━━ WORKING DATA ━━
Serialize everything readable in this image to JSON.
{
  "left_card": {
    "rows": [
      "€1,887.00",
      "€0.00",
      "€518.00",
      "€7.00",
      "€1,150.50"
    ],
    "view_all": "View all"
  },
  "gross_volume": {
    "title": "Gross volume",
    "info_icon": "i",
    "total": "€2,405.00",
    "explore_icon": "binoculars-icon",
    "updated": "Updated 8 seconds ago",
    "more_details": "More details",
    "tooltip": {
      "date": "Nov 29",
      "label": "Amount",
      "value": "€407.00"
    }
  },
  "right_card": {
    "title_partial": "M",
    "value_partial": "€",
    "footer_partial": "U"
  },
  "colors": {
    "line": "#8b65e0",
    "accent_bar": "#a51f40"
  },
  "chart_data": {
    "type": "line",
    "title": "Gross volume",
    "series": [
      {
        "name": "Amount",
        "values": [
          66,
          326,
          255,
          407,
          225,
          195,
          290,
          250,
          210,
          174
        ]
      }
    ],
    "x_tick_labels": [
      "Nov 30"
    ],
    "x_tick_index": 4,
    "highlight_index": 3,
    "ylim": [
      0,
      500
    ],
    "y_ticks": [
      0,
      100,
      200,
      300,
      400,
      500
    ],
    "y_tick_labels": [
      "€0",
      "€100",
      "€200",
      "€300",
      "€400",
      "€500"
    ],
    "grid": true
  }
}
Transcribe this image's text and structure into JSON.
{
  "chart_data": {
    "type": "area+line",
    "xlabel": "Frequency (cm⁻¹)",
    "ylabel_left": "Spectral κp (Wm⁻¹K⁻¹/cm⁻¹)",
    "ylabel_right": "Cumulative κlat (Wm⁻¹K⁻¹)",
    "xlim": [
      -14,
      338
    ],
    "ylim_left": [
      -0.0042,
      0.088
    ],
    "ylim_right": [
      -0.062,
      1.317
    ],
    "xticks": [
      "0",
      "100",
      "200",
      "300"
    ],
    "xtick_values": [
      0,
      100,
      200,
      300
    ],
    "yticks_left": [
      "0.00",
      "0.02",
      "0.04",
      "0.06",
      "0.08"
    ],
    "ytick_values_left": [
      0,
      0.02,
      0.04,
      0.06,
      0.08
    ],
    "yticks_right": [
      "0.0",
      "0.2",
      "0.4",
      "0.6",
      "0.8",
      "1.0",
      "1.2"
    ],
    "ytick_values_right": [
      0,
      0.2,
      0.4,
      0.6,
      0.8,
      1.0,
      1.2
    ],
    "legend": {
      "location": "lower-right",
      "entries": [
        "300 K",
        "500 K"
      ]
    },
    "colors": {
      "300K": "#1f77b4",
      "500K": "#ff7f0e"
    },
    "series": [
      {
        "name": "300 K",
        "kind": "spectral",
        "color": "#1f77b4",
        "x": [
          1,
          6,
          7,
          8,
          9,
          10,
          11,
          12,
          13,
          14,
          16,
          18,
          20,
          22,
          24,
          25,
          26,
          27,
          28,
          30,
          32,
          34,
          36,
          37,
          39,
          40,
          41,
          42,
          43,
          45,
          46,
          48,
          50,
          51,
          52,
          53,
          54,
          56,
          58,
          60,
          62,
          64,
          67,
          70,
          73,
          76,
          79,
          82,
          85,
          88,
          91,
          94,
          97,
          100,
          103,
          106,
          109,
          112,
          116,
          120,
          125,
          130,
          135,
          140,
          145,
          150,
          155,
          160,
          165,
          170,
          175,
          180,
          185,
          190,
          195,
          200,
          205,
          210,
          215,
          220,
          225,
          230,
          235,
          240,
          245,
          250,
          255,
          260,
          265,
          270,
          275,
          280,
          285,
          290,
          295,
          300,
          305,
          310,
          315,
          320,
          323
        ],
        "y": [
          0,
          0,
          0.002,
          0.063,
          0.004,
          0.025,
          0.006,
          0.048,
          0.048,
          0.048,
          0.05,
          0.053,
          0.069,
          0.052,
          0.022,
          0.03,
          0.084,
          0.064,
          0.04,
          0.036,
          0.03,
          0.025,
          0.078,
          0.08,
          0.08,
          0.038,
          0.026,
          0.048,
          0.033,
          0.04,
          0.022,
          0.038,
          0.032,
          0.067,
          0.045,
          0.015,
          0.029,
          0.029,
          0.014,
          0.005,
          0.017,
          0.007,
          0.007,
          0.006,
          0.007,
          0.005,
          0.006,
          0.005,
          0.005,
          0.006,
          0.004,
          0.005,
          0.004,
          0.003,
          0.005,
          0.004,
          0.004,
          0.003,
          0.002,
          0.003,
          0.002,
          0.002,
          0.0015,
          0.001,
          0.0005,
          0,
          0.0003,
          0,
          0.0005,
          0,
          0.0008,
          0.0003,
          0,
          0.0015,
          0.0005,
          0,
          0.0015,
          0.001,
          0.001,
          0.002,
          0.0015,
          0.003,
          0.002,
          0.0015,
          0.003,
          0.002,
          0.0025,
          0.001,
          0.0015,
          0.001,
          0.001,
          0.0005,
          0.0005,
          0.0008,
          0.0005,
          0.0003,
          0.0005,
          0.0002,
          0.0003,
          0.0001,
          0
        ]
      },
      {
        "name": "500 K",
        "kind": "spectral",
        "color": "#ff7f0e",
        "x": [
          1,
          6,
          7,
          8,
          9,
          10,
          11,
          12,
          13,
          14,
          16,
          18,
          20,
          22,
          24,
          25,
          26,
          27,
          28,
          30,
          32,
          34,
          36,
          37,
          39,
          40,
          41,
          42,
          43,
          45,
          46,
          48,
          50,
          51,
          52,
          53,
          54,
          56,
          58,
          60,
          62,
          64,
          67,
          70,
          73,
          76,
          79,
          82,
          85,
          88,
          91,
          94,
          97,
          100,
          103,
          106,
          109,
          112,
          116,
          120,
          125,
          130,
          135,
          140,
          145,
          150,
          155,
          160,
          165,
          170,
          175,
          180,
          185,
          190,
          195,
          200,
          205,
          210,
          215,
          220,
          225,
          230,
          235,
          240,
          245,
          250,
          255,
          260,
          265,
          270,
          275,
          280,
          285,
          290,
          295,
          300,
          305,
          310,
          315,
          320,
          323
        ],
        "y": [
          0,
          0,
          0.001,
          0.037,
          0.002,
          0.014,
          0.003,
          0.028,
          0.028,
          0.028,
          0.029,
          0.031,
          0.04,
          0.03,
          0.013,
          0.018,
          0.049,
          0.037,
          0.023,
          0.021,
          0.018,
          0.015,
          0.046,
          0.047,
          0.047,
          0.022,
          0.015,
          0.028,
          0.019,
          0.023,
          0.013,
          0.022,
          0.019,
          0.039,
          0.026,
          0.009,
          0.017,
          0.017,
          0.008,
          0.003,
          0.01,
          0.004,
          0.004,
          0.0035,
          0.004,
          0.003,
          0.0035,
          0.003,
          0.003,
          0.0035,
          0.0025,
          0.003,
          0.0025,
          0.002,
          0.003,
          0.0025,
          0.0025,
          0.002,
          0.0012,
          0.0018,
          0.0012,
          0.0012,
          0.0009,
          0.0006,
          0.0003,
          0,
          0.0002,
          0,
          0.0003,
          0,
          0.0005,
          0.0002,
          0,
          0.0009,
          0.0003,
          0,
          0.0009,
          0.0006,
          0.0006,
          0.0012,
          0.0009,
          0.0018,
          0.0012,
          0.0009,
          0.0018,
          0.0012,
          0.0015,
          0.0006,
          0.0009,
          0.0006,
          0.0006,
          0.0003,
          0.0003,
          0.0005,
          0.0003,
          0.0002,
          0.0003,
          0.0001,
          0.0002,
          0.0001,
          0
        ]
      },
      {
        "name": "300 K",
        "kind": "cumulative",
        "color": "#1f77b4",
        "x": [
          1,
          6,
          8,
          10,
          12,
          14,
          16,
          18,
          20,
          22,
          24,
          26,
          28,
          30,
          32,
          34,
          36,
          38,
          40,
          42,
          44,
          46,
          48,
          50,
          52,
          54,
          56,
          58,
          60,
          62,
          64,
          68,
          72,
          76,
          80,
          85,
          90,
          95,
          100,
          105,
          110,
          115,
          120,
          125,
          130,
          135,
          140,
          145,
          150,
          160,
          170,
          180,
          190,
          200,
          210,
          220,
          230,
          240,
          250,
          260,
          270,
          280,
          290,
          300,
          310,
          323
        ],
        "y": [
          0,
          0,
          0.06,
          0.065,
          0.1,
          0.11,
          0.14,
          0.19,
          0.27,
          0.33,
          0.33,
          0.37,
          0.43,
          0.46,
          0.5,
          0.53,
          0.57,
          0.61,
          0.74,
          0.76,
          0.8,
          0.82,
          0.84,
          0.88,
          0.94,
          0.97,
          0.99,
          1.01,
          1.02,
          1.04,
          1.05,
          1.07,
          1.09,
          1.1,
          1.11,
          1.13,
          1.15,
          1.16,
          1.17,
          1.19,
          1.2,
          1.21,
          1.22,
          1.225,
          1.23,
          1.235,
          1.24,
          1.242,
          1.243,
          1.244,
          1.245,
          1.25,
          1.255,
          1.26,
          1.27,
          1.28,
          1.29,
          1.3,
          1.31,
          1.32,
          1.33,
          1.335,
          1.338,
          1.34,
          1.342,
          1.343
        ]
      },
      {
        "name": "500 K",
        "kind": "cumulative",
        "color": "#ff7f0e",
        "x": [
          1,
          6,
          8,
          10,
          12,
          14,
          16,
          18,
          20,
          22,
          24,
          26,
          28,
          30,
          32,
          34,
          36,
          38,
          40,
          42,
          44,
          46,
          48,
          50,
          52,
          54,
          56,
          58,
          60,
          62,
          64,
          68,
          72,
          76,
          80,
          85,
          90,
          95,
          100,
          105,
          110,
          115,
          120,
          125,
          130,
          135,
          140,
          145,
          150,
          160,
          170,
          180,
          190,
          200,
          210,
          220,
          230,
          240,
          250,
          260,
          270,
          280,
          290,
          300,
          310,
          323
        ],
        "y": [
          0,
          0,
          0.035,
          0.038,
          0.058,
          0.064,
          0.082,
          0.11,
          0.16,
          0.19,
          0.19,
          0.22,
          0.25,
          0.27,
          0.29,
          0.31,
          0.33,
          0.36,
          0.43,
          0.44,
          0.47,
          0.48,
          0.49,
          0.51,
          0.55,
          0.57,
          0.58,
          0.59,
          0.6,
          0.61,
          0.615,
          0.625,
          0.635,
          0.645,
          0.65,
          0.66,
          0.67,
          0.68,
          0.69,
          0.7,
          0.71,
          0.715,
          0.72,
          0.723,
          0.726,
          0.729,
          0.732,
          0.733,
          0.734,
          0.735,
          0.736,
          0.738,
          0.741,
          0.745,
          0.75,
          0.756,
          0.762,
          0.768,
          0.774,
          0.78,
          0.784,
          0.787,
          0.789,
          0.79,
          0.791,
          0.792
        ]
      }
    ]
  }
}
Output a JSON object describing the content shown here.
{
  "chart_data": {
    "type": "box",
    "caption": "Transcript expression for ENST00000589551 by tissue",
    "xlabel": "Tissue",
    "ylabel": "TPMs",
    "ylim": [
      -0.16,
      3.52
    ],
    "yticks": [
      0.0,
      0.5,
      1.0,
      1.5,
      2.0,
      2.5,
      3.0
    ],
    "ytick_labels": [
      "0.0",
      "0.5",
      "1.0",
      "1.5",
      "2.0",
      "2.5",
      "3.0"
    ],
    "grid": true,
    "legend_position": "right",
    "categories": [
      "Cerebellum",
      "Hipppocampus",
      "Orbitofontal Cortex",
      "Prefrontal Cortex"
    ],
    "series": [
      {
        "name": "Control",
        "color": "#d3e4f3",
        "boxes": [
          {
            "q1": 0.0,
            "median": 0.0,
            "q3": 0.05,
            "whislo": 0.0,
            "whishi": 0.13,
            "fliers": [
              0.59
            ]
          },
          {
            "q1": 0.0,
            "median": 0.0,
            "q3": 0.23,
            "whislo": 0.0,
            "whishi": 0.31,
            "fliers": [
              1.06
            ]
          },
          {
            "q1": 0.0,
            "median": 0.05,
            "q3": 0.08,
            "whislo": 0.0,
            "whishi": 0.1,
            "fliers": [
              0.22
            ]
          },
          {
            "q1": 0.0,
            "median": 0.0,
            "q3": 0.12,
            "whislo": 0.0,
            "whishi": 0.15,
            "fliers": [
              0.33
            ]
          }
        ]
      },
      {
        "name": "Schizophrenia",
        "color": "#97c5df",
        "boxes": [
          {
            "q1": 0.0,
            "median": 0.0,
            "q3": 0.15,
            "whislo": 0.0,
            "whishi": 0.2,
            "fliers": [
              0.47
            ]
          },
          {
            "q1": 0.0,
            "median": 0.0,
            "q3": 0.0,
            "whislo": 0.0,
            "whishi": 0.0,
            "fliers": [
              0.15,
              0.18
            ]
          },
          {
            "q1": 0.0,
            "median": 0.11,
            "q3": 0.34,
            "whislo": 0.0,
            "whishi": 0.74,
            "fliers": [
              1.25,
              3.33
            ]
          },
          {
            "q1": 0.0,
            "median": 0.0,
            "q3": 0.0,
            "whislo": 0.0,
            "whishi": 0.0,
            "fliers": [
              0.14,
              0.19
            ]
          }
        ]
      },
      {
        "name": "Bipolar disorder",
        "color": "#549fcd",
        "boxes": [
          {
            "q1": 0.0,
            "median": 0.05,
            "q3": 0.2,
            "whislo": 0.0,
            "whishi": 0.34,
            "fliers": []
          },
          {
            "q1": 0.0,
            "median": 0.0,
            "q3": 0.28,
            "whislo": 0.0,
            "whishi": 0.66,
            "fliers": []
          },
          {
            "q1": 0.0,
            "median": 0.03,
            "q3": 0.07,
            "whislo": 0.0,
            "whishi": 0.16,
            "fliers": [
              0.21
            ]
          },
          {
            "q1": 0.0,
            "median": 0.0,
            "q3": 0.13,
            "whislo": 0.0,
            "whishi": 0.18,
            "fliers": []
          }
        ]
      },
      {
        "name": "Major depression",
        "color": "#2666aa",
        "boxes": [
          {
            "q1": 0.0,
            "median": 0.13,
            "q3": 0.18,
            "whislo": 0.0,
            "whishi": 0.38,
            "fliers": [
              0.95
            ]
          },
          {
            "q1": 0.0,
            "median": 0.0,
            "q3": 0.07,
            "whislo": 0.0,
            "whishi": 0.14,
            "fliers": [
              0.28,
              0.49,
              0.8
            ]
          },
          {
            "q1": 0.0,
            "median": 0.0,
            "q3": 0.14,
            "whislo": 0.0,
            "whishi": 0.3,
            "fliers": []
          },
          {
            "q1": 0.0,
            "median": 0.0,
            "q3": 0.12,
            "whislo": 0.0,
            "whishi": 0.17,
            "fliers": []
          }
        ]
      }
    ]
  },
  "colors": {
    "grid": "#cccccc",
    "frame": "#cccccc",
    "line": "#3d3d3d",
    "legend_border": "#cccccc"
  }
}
━━━
> **REQUIRED WORK**
Each line above that includes "cccccc" counts once; state the total and nothing more.

> **ANSWER FOR THIS EXERCISE**
3